### Задания
a - Выведите без изменений часть фрагмента от слов «Временщик-режиссер хочет, чтобы» до слов «его и унесет.».
b - Кто, согласно фрагменту, в наши времена имеет право слова в театре?

### Избранный фрагмент
○ ○ ○ ○ ○ ○ ○

Актер преображает все. Потому что зерно произрастает там, где ему больше противодействия. Но то, что он выращивает в себе, что его самого прорастает и преображает, — это язык, который мы видим из впускного отверстия выходящим. Зев актера и есть его центр, и он это знает. Пока он еще не может о том сказать, потому что в наши времена в театре право слова имеют лишь режиссеры и журналисты, публику же вежливо просят оставить свое тело в гардеробе подвешенным, актера, хорошо вымуштрованного, ласково просят не выблевывать постановку вниз и не портить обедню шикарного пиршества, элегантного сговора постановщика с журналами (их понимание взаимно, и они обмениваются знаками культуры, им общей).
Временщик-режиссер хочет, чтобы актер подражал движениям его тела, пиликал, как он. Это и есть то, что называется «цельной игрой», «стилем труппы»; когда все пытаются имитировать то единственное тело, которого на сцене как раз и нет. Журналисты приходят в восторг: робот-портрет режиссера, не осмелившегося выйти на сцену. Мне же хочется, чтобы каждое тело проигрывало передо мной свою собственную болезнь, которая его и унесет.
Всякий театр, любой театр всегда и очень сильно воздействует на голову, расшатывает или упрочивает господствующую систему. Я хочу обновить в нем свои органы чувств. Пусть срочится конец системы! Посрочимся же! Срочно положим конец, близится эпоха искоренения системы существующего воспроизведения.

○ ○ ○ ○ ○ ○ ○

### Извлечённый перечень
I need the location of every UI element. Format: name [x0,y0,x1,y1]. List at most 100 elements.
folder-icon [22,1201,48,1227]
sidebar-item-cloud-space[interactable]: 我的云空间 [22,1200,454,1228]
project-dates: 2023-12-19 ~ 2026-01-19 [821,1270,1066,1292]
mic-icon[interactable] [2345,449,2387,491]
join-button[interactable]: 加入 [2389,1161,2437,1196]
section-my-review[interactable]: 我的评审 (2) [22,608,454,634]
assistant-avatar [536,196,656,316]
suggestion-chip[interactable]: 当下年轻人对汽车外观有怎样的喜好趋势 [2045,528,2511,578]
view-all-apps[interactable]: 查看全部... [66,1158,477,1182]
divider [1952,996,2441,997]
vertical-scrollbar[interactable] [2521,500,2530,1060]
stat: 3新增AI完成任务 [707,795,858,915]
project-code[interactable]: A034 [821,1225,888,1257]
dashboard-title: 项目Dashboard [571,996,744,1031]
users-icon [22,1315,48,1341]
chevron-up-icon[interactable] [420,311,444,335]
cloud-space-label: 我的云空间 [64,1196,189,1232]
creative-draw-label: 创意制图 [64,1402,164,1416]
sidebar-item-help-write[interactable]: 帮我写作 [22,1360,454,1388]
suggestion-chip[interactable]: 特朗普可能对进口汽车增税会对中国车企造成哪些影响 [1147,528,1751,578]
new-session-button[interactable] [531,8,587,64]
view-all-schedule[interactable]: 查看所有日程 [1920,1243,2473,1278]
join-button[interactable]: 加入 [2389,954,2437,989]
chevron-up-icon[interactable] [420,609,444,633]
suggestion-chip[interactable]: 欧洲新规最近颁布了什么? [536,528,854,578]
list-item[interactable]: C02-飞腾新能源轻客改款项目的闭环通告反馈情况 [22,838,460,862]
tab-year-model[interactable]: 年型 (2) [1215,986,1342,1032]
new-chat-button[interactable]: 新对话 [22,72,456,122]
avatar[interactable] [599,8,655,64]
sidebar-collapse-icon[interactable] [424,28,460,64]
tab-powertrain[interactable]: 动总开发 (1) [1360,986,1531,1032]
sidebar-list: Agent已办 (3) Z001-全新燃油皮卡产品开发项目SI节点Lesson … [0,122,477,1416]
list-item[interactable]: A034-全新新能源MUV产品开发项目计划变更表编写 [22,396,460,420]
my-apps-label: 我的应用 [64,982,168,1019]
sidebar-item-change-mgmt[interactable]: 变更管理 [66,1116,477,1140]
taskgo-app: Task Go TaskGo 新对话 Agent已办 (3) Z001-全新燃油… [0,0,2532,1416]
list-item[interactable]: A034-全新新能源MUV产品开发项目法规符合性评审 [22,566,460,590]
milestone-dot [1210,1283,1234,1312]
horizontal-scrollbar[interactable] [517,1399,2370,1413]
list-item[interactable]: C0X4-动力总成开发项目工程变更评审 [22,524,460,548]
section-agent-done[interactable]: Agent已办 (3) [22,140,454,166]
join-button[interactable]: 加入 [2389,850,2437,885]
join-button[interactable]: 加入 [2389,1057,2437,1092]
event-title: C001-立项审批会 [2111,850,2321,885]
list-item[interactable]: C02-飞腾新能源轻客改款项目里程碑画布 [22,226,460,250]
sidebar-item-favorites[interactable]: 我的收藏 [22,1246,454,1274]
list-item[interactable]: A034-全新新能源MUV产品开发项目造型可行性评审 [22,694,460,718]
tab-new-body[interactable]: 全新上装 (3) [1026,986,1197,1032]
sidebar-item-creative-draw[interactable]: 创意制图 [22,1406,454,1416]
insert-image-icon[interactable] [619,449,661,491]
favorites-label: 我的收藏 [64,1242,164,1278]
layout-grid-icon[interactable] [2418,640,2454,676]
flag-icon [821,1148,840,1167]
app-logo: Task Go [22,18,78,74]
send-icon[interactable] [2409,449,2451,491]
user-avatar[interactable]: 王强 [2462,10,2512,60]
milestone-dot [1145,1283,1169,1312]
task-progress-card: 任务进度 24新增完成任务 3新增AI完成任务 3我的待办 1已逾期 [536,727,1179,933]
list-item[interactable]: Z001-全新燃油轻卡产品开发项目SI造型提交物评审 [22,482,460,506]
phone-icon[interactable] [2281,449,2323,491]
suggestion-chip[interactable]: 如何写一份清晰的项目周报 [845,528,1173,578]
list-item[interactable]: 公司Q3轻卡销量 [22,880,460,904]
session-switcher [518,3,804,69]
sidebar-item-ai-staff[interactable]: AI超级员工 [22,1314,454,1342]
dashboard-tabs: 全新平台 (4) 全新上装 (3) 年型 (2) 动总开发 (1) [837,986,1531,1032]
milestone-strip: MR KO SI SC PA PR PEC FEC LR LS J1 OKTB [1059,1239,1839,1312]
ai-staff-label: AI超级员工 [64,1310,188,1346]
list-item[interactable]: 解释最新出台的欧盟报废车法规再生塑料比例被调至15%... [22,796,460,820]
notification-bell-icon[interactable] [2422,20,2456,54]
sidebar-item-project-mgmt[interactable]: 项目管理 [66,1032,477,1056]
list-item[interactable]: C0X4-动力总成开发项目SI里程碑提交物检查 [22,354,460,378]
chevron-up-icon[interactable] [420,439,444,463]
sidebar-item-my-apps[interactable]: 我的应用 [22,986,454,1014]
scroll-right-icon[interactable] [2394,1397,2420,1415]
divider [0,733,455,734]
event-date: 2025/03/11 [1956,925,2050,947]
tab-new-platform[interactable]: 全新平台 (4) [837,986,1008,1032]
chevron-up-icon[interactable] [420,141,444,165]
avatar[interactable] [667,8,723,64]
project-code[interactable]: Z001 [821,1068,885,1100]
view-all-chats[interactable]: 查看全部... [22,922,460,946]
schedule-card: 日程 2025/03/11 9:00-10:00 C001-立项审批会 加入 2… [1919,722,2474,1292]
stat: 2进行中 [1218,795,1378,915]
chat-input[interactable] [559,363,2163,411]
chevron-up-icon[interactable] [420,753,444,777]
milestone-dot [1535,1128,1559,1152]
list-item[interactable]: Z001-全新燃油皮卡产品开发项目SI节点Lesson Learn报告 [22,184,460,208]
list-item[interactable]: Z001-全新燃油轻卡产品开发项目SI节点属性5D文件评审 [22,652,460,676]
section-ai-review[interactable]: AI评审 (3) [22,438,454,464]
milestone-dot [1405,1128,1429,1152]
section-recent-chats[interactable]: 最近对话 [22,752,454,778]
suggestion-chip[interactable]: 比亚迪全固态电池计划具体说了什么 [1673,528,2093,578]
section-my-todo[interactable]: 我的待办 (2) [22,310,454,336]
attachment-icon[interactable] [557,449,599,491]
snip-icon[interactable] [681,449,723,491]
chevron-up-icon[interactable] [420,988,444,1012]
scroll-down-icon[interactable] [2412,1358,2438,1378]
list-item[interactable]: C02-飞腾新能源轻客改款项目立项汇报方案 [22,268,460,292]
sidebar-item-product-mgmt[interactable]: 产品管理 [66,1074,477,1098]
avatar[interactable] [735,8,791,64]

○ ○ ○ ○ ○ ○ ○

### Ответы к заданиям
a -
Временщик-режиссер хочет, чтобы актер подражал движениям его тела, пиликал, как он. Это и есть то, что называется «цельной игрой», «стилем труппы»; когда все пытаются имитировать то единственное тело, которого на сцене как раз и нет. Журналисты приходят в восторг: робот-портрет режиссера, не осмелившегося выйти на сцену. Мне же хочется, чтобы каждое тело проигрывало передо мной свою собственную болезнь, которая его и унесет.

b - Лишь режиссеры и журналисты.